▶ **The input**:
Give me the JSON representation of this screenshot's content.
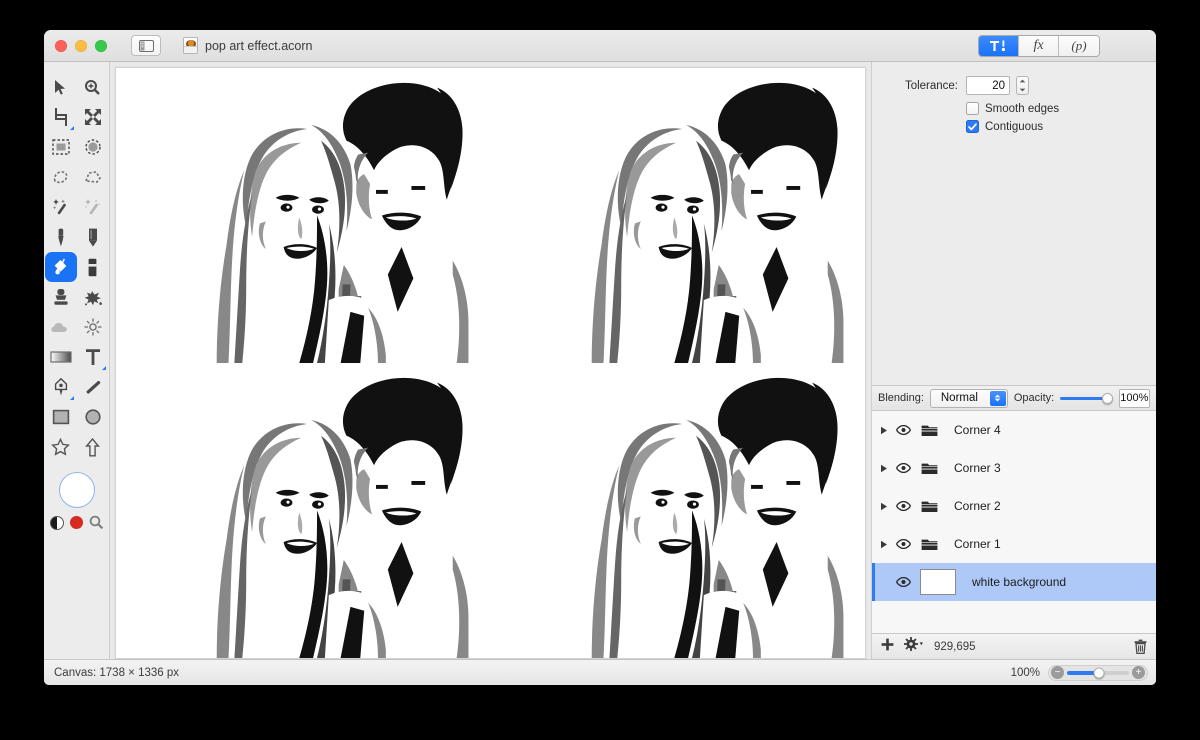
{
  "window": {
    "document_title": "pop art effect.acorn",
    "traffic_lights": [
      "close-button",
      "minimize-button",
      "maximize-button"
    ],
    "sidebar_toggle_icon": "sidebar-toggle-icon",
    "document_icon": "acorn-document-icon"
  },
  "segmented_control": {
    "items": [
      {
        "label": "",
        "icon": "tool-options-icon",
        "active": true
      },
      {
        "label": "fx",
        "icon": "filters-icon",
        "active": false
      },
      {
        "label": "(p)",
        "icon": "properties-icon",
        "active": false
      }
    ]
  },
  "toolbox": {
    "tools": [
      {
        "name": "move-tool",
        "icon": "arrow-cursor-icon"
      },
      {
        "name": "zoom-tool",
        "icon": "magnifier-plus-icon"
      },
      {
        "name": "crop-tool",
        "icon": "crop-icon"
      },
      {
        "name": "transform-tool",
        "icon": "move-arrows-icon"
      },
      {
        "name": "rectangle-select-tool",
        "icon": "marquee-rect-icon"
      },
      {
        "name": "ellipse-select-tool",
        "icon": "marquee-ellipse-icon"
      },
      {
        "name": "lasso-tool",
        "icon": "lasso-icon"
      },
      {
        "name": "polygon-lasso-tool",
        "icon": "polygon-lasso-icon"
      },
      {
        "name": "magic-wand-tool",
        "icon": "magic-wand-icon"
      },
      {
        "name": "instant-alpha-tool",
        "icon": "magic-wand-sparkle-icon"
      },
      {
        "name": "brush-tool",
        "icon": "brush-icon"
      },
      {
        "name": "pencil-tool",
        "icon": "pencil-icon"
      },
      {
        "name": "paint-bucket-tool",
        "icon": "paint-bucket-icon",
        "selected": true
      },
      {
        "name": "eraser-tool",
        "icon": "eraser-icon"
      },
      {
        "name": "clone-stamp-tool",
        "icon": "stamp-icon"
      },
      {
        "name": "smudge-tool",
        "icon": "splatter-icon"
      },
      {
        "name": "blur-tool",
        "icon": "cloud-icon"
      },
      {
        "name": "dodge-burn-tool",
        "icon": "sun-icon"
      },
      {
        "name": "gradient-tool",
        "icon": "gradient-icon"
      },
      {
        "name": "text-tool",
        "icon": "text-t-icon"
      },
      {
        "name": "bezier-tool",
        "icon": "pen-nib-icon"
      },
      {
        "name": "line-tool",
        "icon": "line-icon"
      },
      {
        "name": "rectangle-shape-tool",
        "icon": "rectangle-icon"
      },
      {
        "name": "ellipse-shape-tool",
        "icon": "circle-icon"
      },
      {
        "name": "star-shape-tool",
        "icon": "star-icon"
      },
      {
        "name": "arrow-shape-tool",
        "icon": "arrow-up-icon"
      }
    ],
    "color_well": {
      "name": "foreground-color-well",
      "color": "#ffffff"
    },
    "swatches": [
      {
        "name": "black-white-swatch-toggle",
        "icon": "half-circle-icon"
      },
      {
        "name": "red-color-swatch",
        "icon": "color-dot-icon",
        "color": "#d62b20"
      },
      {
        "name": "color-picker-tool",
        "icon": "magnifier-icon"
      }
    ]
  },
  "tool_options": {
    "tolerance_label": "Tolerance:",
    "tolerance_value": "20",
    "stepper_name": "tolerance-stepper",
    "checkboxes": [
      {
        "label": "Smooth edges",
        "checked": false
      },
      {
        "label": "Contiguous",
        "checked": true
      }
    ]
  },
  "layers_panel": {
    "blending_label": "Blending:",
    "blending_value": "Normal",
    "opacity_label": "Opacity:",
    "opacity_value": "100%",
    "opacity_percent": 100,
    "layers": [
      {
        "name": "Corner 4",
        "type": "group",
        "visible": true,
        "expanded": false,
        "selected": false
      },
      {
        "name": "Corner 3",
        "type": "group",
        "visible": true,
        "expanded": false,
        "selected": false
      },
      {
        "name": "Corner 2",
        "type": "group",
        "visible": true,
        "expanded": false,
        "selected": false
      },
      {
        "name": "Corner 1",
        "type": "group",
        "visible": true,
        "expanded": false,
        "selected": false
      },
      {
        "name": "white background",
        "type": "bitmap",
        "visible": true,
        "selected": true,
        "thumbnail_color": "#ffffff"
      }
    ],
    "toolbar": {
      "add_label": "+",
      "add_name": "add-layer-button",
      "settings_name": "layer-settings-button",
      "count": "929,695",
      "trash_name": "delete-layer-button"
    }
  },
  "status_bar": {
    "canvas_label": "Canvas: 1738 × 1336 px",
    "zoom_label": "100%",
    "zoom_percent": 100,
    "zoom_out_glyph": "−",
    "zoom_in_glyph": "+"
  },
  "canvas": {
    "description": "2x2 grid of posterized black-and-white pop-art portraits of a couple",
    "cells": 4,
    "background": "#ffffff"
  },
  "colors": {
    "accent": "#1a72f5",
    "selection": "#aec8f7",
    "panel_bg": "#ececec",
    "list_bg": "#f7f7f7",
    "window_bg": "#e9e9e9"
  }
}
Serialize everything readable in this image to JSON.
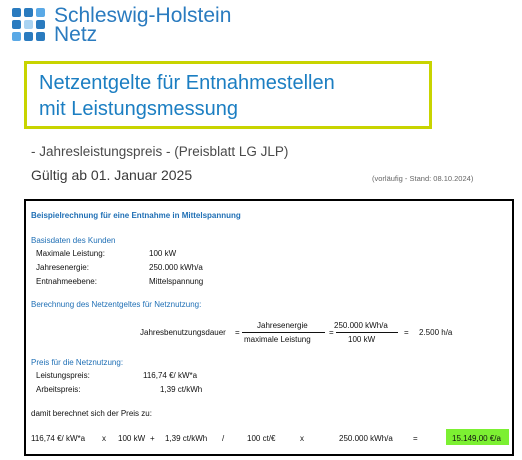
{
  "brand": {
    "name_line1": "Schleswig-Holstein",
    "name_line2": "Netz",
    "color": "#2a7bbf"
  },
  "header": {
    "title_line1": "Netzentgelte für Entnahmestellen",
    "title_line2": "mit Leistungsmessung",
    "subtitle": "- Jahresleistungspreis - (Preisblatt LG JLP)",
    "validity": "Gültig ab 01. Januar 2025",
    "status": "(vorläufig - Stand: 08.10.2024)",
    "frame_color": "#c8d400",
    "title_color": "#1b7ec2"
  },
  "example": {
    "heading": "Beispielrechnung für eine Entnahme in Mittelspannung",
    "base_heading": "Basisdaten des Kunden",
    "base_rows": [
      {
        "label": "Maximale Leistung:",
        "value": "100 kW"
      },
      {
        "label": "Jahresenergie:",
        "value": "250.000 kWh/a"
      },
      {
        "label": "Entnahmeebene:",
        "value": "Mittelspannung"
      }
    ],
    "calc_heading": "Berechnung des Netzentgeltes für Netznutzung:",
    "formula": {
      "lhs": "Jahresbenutzungsdauer",
      "eq1": "=",
      "num1": "Jahresenergie",
      "den1": "maximale Leistung",
      "eq2": "=",
      "num2": "250.000 kWh/a",
      "den2": "100 kW",
      "eq3": "=",
      "result": "2.500 h/a"
    },
    "price_heading": "Preis für die Netznutzung:",
    "price_rows": [
      {
        "label": "Leistungspreis:",
        "value": "116,74 €/ kW*a"
      },
      {
        "label": "Arbeitspreis:",
        "value": "1,39 ct/kWh"
      }
    ],
    "result_intro": "damit berechnet sich der Preis zu:",
    "result_line": {
      "t1": "116,74 €/ kW*a",
      "t2": "x",
      "t3": "100 kW",
      "t4": "+",
      "t5": "1,39 ct/kWh",
      "t6": "/",
      "t7": "100 ct/€",
      "t8": "x",
      "t9": "250.000 kWh/a",
      "t10": "=",
      "total": "15.149,00 €/a"
    },
    "highlight_color": "#7cf032",
    "section_color": "#1f6fb5"
  }
}
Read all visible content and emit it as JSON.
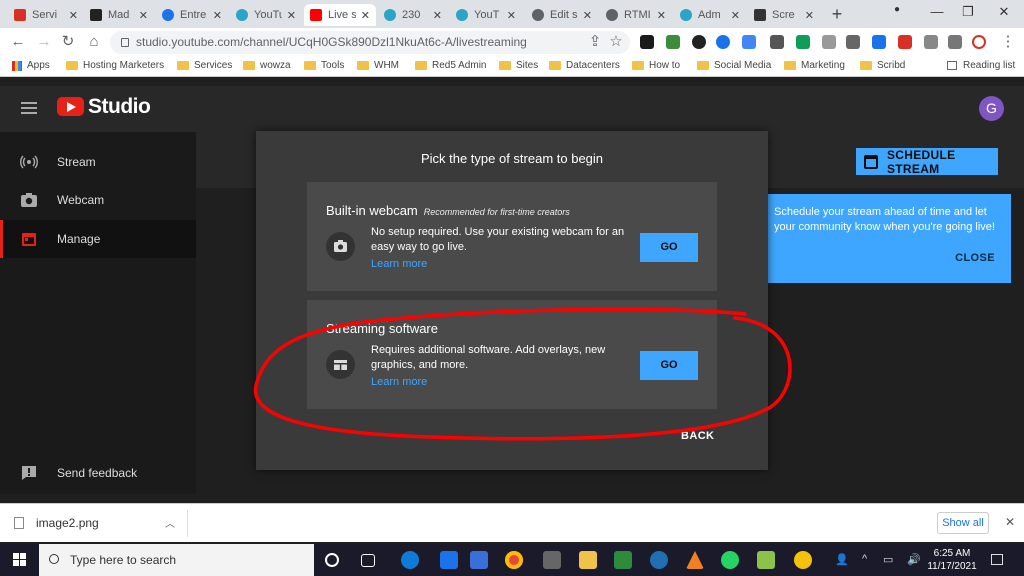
{
  "browser": {
    "tabs": [
      {
        "title": "Servi",
        "favicon_color": "#d93025"
      },
      {
        "title": "Mad",
        "favicon_color": "#222222"
      },
      {
        "title": "Entre",
        "favicon_color": "#1a73e8"
      },
      {
        "title": "YouTu",
        "favicon_color": "#2aa5c8"
      },
      {
        "title": "Live s",
        "favicon_color": "#ff0000"
      },
      {
        "title": "230",
        "favicon_color": "#2aa5c8"
      },
      {
        "title": "YouT",
        "favicon_color": "#2aa5c8"
      },
      {
        "title": "Edit s",
        "favicon_color": "#5f6368"
      },
      {
        "title": "RTMI",
        "favicon_color": "#5f6368"
      },
      {
        "title": "Adm",
        "favicon_color": "#2aa5c8"
      },
      {
        "title": "Scre",
        "favicon_color": "#333333"
      }
    ],
    "active_tab_index": 4,
    "url": "studio.youtube.com/channel/UCqH0GSk890Dzl1NkuAt6c-A/livestreaming",
    "bookmarks": [
      "Apps",
      "Hosting Marketers",
      "Services",
      "wowza",
      "Tools",
      "WHM",
      "Red5 Admin",
      "Sites",
      "Datacenters",
      "How to",
      "Social Media",
      "Marketing",
      "Scribd"
    ],
    "reading_list": "Reading list"
  },
  "studio": {
    "logo_text": "Studio",
    "avatar_letter": "G",
    "sidebar": [
      {
        "label": "Stream",
        "icon": "broadcast-icon"
      },
      {
        "label": "Webcam",
        "icon": "camera-icon"
      },
      {
        "label": "Manage",
        "icon": "calendar-icon"
      }
    ],
    "feedback_label": "Send feedback",
    "schedule_button": "SCHEDULE STREAM",
    "tooltip": {
      "text": "Schedule your stream ahead of time and let your community know when you're going live!",
      "close": "CLOSE"
    }
  },
  "modal": {
    "title": "Pick the type of stream to begin",
    "options": [
      {
        "title": "Built-in webcam",
        "recommendation": "Recommended for first-time creators",
        "description": "No setup required. Use your existing webcam for an easy way to go live.",
        "link": "Learn more",
        "button": "GO",
        "icon": "camera-icon"
      },
      {
        "title": "Streaming software",
        "recommendation": "",
        "description": "Requires additional software. Add overlays, new graphics, and more.",
        "link": "Learn more",
        "button": "GO",
        "icon": "software-icon"
      }
    ],
    "back_button": "BACK"
  },
  "downloads": {
    "file_name": "image2.png",
    "show_all": "Show all"
  },
  "taskbar": {
    "search_placeholder": "Type here to search",
    "time": "6:25 AM",
    "date": "11/17/2021"
  },
  "colors": {
    "accent": "#3ea6ff",
    "youtube_red": "#e62117",
    "annotation_red": "#ff0000"
  }
}
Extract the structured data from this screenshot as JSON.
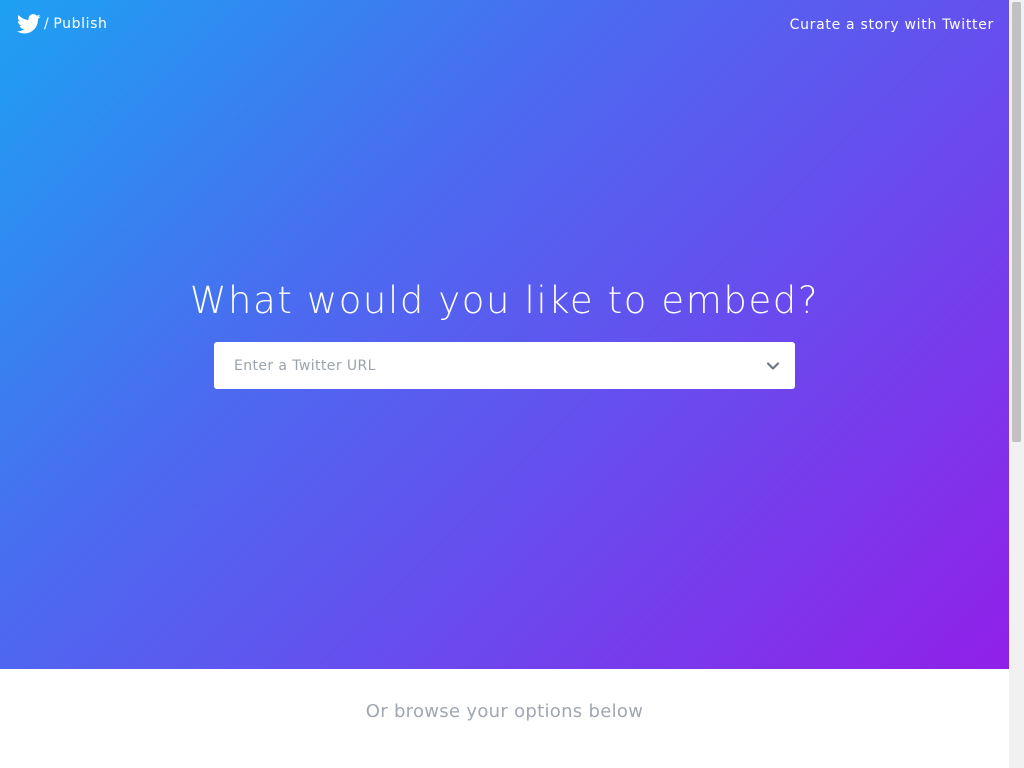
{
  "header": {
    "brand_icon": "twitter-bird-icon",
    "separator": "/",
    "brand_label": "Publish",
    "curate_link": "Curate a story with Twitter"
  },
  "hero": {
    "headline": "What would you like to embed?",
    "url_input": {
      "value": "",
      "placeholder": "Enter a Twitter URL"
    },
    "dropdown_icon": "chevron-down-icon",
    "gradient_colors": [
      "#1da1f2",
      "#4a6cf0",
      "#6a4aee",
      "#9120e8"
    ]
  },
  "browse": {
    "text": "Or browse your options below"
  },
  "colors": {
    "text_on_gradient": "#ffffff",
    "placeholder": "#9aa3ad",
    "browse_text": "#a0a7b0",
    "chevron": "#6b7785"
  }
}
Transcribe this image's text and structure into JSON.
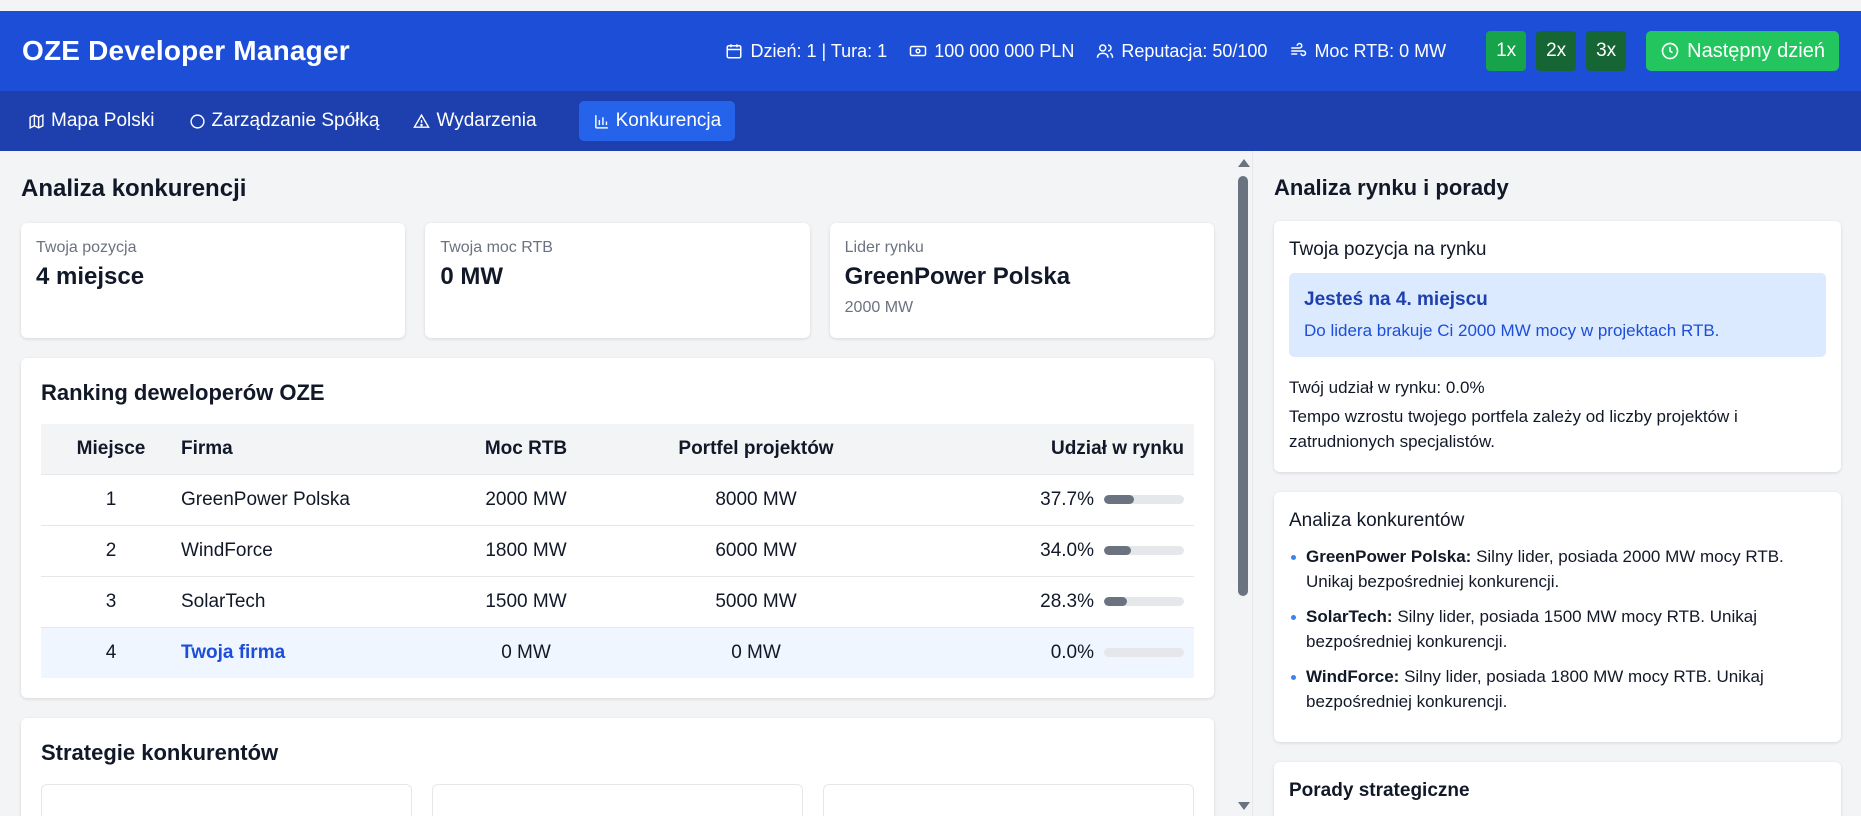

▶ **What needs to be done**:
Beginning with the line that holds "Extract the structured", output each line to the end of the material above, exactly, omitting the pictures.

▶ **Full response**:
Extract the structured data from this screenshot as JSON.
{
  "header": {
    "brand_icon": "twitter-bird-icon",
    "separator": "/",
    "brand_label": "Publish",
    "curate_link": "Curate a story with Twitter"
  },
  "hero": {
    "headline": "What would you like to embed?",
    "url_input": {
      "value": "",
      "placeholder": "Enter a Twitter URL"
    },
    "dropdown_icon": "chevron-down-icon",
    "gradient_colors": [
      "#1da1f2",
      "#4a6cf0",
      "#6a4aee",
      "#9120e8"
    ]
  },
  "browse": {
    "text": "Or browse your options below"
  },
  "colors": {
    "text_on_gradient": "#ffffff",
    "placeholder": "#9aa3ad",
    "browse_text": "#a0a7b0",
    "chevron": "#6b7785"
  }
}
Transcribe this image's text and structure into JSON.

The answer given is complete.